Stored data entries:
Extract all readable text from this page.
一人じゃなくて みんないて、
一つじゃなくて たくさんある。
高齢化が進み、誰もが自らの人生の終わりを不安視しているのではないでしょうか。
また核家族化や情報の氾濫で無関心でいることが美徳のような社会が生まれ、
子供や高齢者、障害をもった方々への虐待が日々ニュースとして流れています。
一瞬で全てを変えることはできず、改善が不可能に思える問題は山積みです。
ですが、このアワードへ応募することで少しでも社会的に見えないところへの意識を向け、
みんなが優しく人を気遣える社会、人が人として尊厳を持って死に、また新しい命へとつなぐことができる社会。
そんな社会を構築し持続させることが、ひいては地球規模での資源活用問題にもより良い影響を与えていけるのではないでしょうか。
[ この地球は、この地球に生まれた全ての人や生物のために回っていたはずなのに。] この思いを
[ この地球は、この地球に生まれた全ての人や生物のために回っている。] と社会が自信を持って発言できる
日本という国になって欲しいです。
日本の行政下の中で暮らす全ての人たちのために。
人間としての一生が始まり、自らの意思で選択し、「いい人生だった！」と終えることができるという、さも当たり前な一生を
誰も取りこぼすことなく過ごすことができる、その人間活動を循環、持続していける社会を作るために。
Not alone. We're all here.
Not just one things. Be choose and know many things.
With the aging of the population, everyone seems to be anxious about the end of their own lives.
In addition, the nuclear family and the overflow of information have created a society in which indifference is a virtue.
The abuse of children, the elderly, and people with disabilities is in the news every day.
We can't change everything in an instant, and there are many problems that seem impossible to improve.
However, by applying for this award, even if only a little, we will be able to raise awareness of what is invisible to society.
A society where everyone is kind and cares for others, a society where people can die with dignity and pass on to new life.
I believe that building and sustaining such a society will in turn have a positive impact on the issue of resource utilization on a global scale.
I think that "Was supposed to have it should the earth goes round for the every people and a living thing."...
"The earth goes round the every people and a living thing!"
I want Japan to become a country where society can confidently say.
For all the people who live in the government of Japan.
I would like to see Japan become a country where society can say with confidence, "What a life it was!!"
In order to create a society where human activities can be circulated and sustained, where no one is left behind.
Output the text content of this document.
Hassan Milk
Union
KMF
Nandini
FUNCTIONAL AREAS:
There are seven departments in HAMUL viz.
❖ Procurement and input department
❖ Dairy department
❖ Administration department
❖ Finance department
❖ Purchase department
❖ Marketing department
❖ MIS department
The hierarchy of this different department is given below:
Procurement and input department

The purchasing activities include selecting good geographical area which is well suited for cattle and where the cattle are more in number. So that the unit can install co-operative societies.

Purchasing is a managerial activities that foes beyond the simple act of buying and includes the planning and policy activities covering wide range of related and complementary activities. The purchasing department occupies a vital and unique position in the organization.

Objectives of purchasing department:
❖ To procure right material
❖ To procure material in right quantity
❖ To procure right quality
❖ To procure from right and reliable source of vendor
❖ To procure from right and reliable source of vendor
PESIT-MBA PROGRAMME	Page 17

## WORK TO COMPLETE:
From the listing above, return each line with the word "many".

## SOLVED EXERCISE:
Not just one things. Be choose and know many things.
We can't change everything in an instant, and there are many problems that seem impossible to improve.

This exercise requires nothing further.